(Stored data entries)
=====
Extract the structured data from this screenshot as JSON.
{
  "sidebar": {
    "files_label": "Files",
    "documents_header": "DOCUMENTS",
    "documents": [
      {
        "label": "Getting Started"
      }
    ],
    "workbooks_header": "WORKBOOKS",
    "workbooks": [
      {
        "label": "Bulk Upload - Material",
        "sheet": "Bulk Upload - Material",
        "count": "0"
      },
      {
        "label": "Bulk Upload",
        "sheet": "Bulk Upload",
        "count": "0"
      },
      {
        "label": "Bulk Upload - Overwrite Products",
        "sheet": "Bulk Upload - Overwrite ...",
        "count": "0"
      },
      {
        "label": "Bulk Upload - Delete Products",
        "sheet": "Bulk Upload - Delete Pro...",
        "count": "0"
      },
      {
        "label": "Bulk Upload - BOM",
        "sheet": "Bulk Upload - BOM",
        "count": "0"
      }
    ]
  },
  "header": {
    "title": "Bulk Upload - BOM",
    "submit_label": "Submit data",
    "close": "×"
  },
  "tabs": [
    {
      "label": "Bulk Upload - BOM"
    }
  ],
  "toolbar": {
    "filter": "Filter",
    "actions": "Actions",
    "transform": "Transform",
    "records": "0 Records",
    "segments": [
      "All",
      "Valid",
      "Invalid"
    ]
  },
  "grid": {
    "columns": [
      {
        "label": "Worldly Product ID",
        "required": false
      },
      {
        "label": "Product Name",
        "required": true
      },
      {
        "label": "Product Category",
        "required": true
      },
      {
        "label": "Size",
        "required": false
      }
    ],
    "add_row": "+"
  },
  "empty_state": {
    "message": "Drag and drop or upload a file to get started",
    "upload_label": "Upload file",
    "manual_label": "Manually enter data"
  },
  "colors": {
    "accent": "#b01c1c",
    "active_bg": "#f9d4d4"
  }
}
=====
EXERCISE GOAL: Please reproduce each line exactly as written.

RESPONSE:
Extract the structured data from this screenshot as JSON.
{
  "sidebar": {
    "files_label": "Files",
    "documents_header": "DOCUMENTS",
    "documents": [
      {
        "label": "Getting Started"
      }
    ],
    "workbooks_header": "WORKBOOKS",
    "workbooks": [
      {
        "label": "Bulk Upload - Material",
        "sheet": "Bulk Upload - Material",
        "count": "0"
      },
      {
        "label": "Bulk Upload",
        "sheet": "Bulk Upload",
        "count": "0"
      },
      {
        "label": "Bulk Upload - Overwrite Products",
        "sheet": "Bulk Upload - Overwrite ...",
        "count": "0"
      },
      {
        "label": "Bulk Upload - Delete Products",
        "sheet": "Bulk Upload - Delete Pro...",
        "count": "0"
      },
      {
        "label": "Bulk Upload - BOM",
        "sheet": "Bulk Upload - BOM",
        "count": "0"
      }
    ]
  },
  "header": {
    "title": "Bulk Upload - BOM",
    "submit_label": "Submit data",
    "close": "×"
  },
  "tabs": [
    {
      "label": "Bulk Upload - BOM"
    }
  ],
  "toolbar": {
    "filter": "Filter",
    "actions": "Actions",
    "transform": "Transform",
    "records": "0 Records",
    "segments": [
      "All",
      "Valid",
      "Invalid"
    ]
  },
  "grid": {
    "columns": [
      {
        "label": "Worldly Product ID",
        "required": false
      },
      {
        "label": "Product Name",
        "required": true
      },
      {
        "label": "Product Category",
        "required": true
      },
      {
        "label": "Size",
        "required": false
      }
    ],
    "add_row": "+"
  },
  "empty_state": {
    "message": "Drag and drop or upload a file to get started",
    "upload_label": "Upload file",
    "manual_label": "Manually enter data"
  },
  "colors": {
    "accent": "#b01c1c",
    "active_bg": "#f9d4d4"
  }
}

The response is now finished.